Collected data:
----------------------------------------

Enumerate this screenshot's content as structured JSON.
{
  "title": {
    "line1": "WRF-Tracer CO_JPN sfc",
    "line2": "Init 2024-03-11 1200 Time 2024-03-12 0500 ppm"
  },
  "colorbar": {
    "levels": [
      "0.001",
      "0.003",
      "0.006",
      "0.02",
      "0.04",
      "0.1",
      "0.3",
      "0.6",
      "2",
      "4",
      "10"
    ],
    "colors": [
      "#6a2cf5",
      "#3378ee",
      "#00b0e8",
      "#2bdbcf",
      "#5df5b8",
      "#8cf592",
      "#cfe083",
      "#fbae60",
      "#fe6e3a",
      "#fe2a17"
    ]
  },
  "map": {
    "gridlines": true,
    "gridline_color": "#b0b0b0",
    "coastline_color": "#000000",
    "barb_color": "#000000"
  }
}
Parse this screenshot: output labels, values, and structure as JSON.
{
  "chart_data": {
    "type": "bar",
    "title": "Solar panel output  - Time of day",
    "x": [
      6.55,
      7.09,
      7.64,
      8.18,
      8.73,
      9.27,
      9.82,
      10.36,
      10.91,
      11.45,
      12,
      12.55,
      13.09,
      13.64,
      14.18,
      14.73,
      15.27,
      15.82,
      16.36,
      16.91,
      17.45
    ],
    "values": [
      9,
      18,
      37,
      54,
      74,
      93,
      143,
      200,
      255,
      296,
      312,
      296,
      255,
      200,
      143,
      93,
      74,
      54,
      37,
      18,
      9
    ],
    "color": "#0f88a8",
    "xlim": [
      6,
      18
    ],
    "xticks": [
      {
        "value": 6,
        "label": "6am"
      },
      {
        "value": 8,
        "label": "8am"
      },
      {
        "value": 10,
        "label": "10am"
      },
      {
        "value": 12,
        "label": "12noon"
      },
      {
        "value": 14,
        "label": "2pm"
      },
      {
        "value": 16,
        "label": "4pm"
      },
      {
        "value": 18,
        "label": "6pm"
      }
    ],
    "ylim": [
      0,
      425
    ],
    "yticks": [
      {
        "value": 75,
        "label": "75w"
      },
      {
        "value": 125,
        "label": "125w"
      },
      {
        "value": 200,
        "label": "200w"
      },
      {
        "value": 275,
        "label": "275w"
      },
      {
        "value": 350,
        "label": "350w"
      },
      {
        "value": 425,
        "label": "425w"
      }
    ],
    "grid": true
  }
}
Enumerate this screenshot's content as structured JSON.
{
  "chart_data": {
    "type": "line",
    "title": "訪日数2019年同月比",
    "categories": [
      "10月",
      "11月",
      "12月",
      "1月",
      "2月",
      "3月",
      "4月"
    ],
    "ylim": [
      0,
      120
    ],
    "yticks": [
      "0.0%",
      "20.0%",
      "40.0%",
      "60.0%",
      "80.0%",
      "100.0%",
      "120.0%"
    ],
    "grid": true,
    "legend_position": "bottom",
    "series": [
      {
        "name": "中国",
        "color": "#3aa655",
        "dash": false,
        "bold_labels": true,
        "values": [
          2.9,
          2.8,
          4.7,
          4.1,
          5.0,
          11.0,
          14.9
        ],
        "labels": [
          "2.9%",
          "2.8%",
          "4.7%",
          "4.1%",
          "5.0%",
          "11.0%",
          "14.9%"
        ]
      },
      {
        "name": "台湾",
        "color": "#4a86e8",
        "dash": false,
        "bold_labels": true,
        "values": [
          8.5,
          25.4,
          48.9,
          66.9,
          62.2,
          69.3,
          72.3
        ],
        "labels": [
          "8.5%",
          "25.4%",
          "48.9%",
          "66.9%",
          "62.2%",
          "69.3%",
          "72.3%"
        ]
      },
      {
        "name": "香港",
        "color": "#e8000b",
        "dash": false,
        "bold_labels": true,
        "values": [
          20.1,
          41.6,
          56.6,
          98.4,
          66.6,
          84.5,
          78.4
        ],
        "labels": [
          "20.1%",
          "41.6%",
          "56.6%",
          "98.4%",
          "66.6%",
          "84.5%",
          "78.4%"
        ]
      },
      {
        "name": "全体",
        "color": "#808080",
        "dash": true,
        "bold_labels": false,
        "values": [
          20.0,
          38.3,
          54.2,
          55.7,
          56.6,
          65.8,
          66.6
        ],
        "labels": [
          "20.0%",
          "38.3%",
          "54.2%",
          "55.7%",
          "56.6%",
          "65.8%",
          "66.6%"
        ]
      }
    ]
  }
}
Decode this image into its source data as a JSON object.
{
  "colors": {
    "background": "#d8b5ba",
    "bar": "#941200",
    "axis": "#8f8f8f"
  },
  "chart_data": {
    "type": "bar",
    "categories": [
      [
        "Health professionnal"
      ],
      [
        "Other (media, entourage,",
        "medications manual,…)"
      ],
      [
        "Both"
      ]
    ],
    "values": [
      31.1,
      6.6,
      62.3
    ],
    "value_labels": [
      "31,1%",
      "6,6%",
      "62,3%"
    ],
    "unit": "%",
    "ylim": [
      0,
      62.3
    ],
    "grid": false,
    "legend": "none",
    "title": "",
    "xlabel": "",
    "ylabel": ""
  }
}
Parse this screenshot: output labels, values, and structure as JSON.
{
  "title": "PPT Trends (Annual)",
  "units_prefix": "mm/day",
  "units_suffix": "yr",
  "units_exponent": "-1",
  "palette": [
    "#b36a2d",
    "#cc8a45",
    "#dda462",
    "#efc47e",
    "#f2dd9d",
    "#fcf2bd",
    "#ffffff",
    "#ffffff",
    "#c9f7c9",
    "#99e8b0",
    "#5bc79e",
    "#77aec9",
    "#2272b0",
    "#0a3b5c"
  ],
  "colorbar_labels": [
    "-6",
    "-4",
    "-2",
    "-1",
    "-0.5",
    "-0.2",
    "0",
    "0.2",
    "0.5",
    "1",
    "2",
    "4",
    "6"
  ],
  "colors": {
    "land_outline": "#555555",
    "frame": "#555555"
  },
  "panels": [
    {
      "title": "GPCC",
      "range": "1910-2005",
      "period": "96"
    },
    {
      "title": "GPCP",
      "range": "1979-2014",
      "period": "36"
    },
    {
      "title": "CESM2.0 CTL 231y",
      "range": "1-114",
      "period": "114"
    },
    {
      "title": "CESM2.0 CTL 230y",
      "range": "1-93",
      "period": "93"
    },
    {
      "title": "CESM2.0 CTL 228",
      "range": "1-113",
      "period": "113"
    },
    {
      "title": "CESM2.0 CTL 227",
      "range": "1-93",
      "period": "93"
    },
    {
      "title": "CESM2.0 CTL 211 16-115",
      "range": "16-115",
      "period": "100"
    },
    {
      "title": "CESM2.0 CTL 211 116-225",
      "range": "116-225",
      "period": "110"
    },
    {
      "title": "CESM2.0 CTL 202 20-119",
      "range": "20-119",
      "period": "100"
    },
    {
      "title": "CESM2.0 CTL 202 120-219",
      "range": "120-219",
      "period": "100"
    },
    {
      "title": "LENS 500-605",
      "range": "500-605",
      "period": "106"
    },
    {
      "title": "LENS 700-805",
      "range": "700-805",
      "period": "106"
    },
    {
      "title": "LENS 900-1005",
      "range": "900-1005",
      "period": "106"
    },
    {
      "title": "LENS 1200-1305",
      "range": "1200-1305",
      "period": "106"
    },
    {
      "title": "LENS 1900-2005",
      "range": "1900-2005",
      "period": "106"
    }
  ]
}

----------------------------------------

TO DO:
Extract the complete listing above, reproducing each line exactly.

SOLUTION TO THIS PROBLEM:
Enumerate this screenshot's content as structured JSON.
{
  "title": {
    "line1": "WRF-Tracer CO_JPN sfc",
    "line2": "Init 2024-03-11 1200 Time 2024-03-12 0500 ppm"
  },
  "colorbar": {
    "levels": [
      "0.001",
      "0.003",
      "0.006",
      "0.02",
      "0.04",
      "0.1",
      "0.3",
      "0.6",
      "2",
      "4",
      "10"
    ],
    "colors": [
      "#6a2cf5",
      "#3378ee",
      "#00b0e8",
      "#2bdbcf",
      "#5df5b8",
      "#8cf592",
      "#cfe083",
      "#fbae60",
      "#fe6e3a",
      "#fe2a17"
    ]
  },
  "map": {
    "gridlines": true,
    "gridline_color": "#b0b0b0",
    "coastline_color": "#000000",
    "barb_color": "#000000"
  }
}
Parse this screenshot: output labels, values, and structure as JSON.
{
  "chart_data": {
    "type": "bar",
    "title": "Solar panel output  - Time of day",
    "x": [
      6.55,
      7.09,
      7.64,
      8.18,
      8.73,
      9.27,
      9.82,
      10.36,
      10.91,
      11.45,
      12,
      12.55,
      13.09,
      13.64,
      14.18,
      14.73,
      15.27,
      15.82,
      16.36,
      16.91,
      17.45
    ],
    "values": [
      9,
      18,
      37,
      54,
      74,
      93,
      143,
      200,
      255,
      296,
      312,
      296,
      255,
      200,
      143,
      93,
      74,
      54,
      37,
      18,
      9
    ],
    "color": "#0f88a8",
    "xlim": [
      6,
      18
    ],
    "xticks": [
      {
        "value": 6,
        "label": "6am"
      },
      {
        "value": 8,
        "label": "8am"
      },
      {
        "value": 10,
        "label": "10am"
      },
      {
        "value": 12,
        "label": "12noon"
      },
      {
        "value": 14,
        "label": "2pm"
      },
      {
        "value": 16,
        "label": "4pm"
      },
      {
        "value": 18,
        "label": "6pm"
      }
    ],
    "ylim": [
      0,
      425
    ],
    "yticks": [
      {
        "value": 75,
        "label": "75w"
      },
      {
        "value": 125,
        "label": "125w"
      },
      {
        "value": 200,
        "label": "200w"
      },
      {
        "value": 275,
        "label": "275w"
      },
      {
        "value": 350,
        "label": "350w"
      },
      {
        "value": 425,
        "label": "425w"
      }
    ],
    "grid": true
  }
}
Enumerate this screenshot's content as structured JSON.
{
  "chart_data": {
    "type": "line",
    "title": "訪日数2019年同月比",
    "categories": [
      "10月",
      "11月",
      "12月",
      "1月",
      "2月",
      "3月",
      "4月"
    ],
    "ylim": [
      0,
      120
    ],
    "yticks": [
      "0.0%",
      "20.0%",
      "40.0%",
      "60.0%",
      "80.0%",
      "100.0%",
      "120.0%"
    ],
    "grid": true,
    "legend_position": "bottom",
    "series": [
      {
        "name": "中国",
        "color": "#3aa655",
        "dash": false,
        "bold_labels": true,
        "values": [
          2.9,
          2.8,
          4.7,
          4.1,
          5.0,
          11.0,
          14.9
        ],
        "labels": [
          "2.9%",
          "2.8%",
          "4.7%",
          "4.1%",
          "5.0%",
          "11.0%",
          "14.9%"
        ]
      },
      {
        "name": "台湾",
        "color": "#4a86e8",
        "dash": false,
        "bold_labels": true,
        "values": [
          8.5,
          25.4,
          48.9,
          66.9,
          62.2,
          69.3,
          72.3
        ],
        "labels": [
          "8.5%",
          "25.4%",
          "48.9%",
          "66.9%",
          "62.2%",
          "69.3%",
          "72.3%"
        ]
      },
      {
        "name": "香港",
        "color": "#e8000b",
        "dash": false,
        "bold_labels": true,
        "values": [
          20.1,
          41.6,
          56.6,
          98.4,
          66.6,
          84.5,
          78.4
        ],
        "labels": [
          "20.1%",
          "41.6%",
          "56.6%",
          "98.4%",
          "66.6%",
          "84.5%",
          "78.4%"
        ]
      },
      {
        "name": "全体",
        "color": "#808080",
        "dash": true,
        "bold_labels": false,
        "values": [
          20.0,
          38.3,
          54.2,
          55.7,
          56.6,
          65.8,
          66.6
        ],
        "labels": [
          "20.0%",
          "38.3%",
          "54.2%",
          "55.7%",
          "56.6%",
          "65.8%",
          "66.6%"
        ]
      }
    ]
  }
}
Decode this image into its source data as a JSON object.
{
  "colors": {
    "background": "#d8b5ba",
    "bar": "#941200",
    "axis": "#8f8f8f"
  },
  "chart_data": {
    "type": "bar",
    "categories": [
      [
        "Health professionnal"
      ],
      [
        "Other (media, entourage,",
        "medications manual,…)"
      ],
      [
        "Both"
      ]
    ],
    "values": [
      31.1,
      6.6,
      62.3
    ],
    "value_labels": [
      "31,1%",
      "6,6%",
      "62,3%"
    ],
    "unit": "%",
    "ylim": [
      0,
      62.3
    ],
    "grid": false,
    "legend": "none",
    "title": "",
    "xlabel": "",
    "ylabel": ""
  }
}
Parse this screenshot: output labels, values, and structure as JSON.
{
  "title": "PPT Trends (Annual)",
  "units_prefix": "mm/day",
  "units_suffix": "yr",
  "units_exponent": "-1",
  "palette": [
    "#b36a2d",
    "#cc8a45",
    "#dda462",
    "#efc47e",
    "#f2dd9d",
    "#fcf2bd",
    "#ffffff",
    "#ffffff",
    "#c9f7c9",
    "#99e8b0",
    "#5bc79e",
    "#77aec9",
    "#2272b0",
    "#0a3b5c"
  ],
  "colorbar_labels": [
    "-6",
    "-4",
    "-2",
    "-1",
    "-0.5",
    "-0.2",
    "0",
    "0.2",
    "0.5",
    "1",
    "2",
    "4",
    "6"
  ],
  "colors": {
    "land_outline": "#555555",
    "frame": "#555555"
  },
  "panels": [
    {
      "title": "GPCC",
      "range": "1910-2005",
      "period": "96"
    },
    {
      "title": "GPCP",
      "range": "1979-2014",
      "period": "36"
    },
    {
      "title": "CESM2.0 CTL 231y",
      "range": "1-114",
      "period": "114"
    },
    {
      "title": "CESM2.0 CTL 230y",
      "range": "1-93",
      "period": "93"
    },
    {
      "title": "CESM2.0 CTL 228",
      "range": "1-113",
      "period": "113"
    },
    {
      "title": "CESM2.0 CTL 227",
      "range": "1-93",
      "period": "93"
    },
    {
      "title": "CESM2.0 CTL 211 16-115",
      "range": "16-115",
      "period": "100"
    },
    {
      "title": "CESM2.0 CTL 211 116-225",
      "range": "116-225",
      "period": "110"
    },
    {
      "title": "CESM2.0 CTL 202 20-119",
      "range": "20-119",
      "period": "100"
    },
    {
      "title": "CESM2.0 CTL 202 120-219",
      "range": "120-219",
      "period": "100"
    },
    {
      "title": "LENS 500-605",
      "range": "500-605",
      "period": "106"
    },
    {
      "title": "LENS 700-805",
      "range": "700-805",
      "period": "106"
    },
    {
      "title": "LENS 900-1005",
      "range": "900-1005",
      "period": "106"
    },
    {
      "title": "LENS 1200-1305",
      "range": "1200-1305",
      "period": "106"
    },
    {
      "title": "LENS 1900-2005",
      "range": "1900-2005",
      "period": "106"
    }
  ]
}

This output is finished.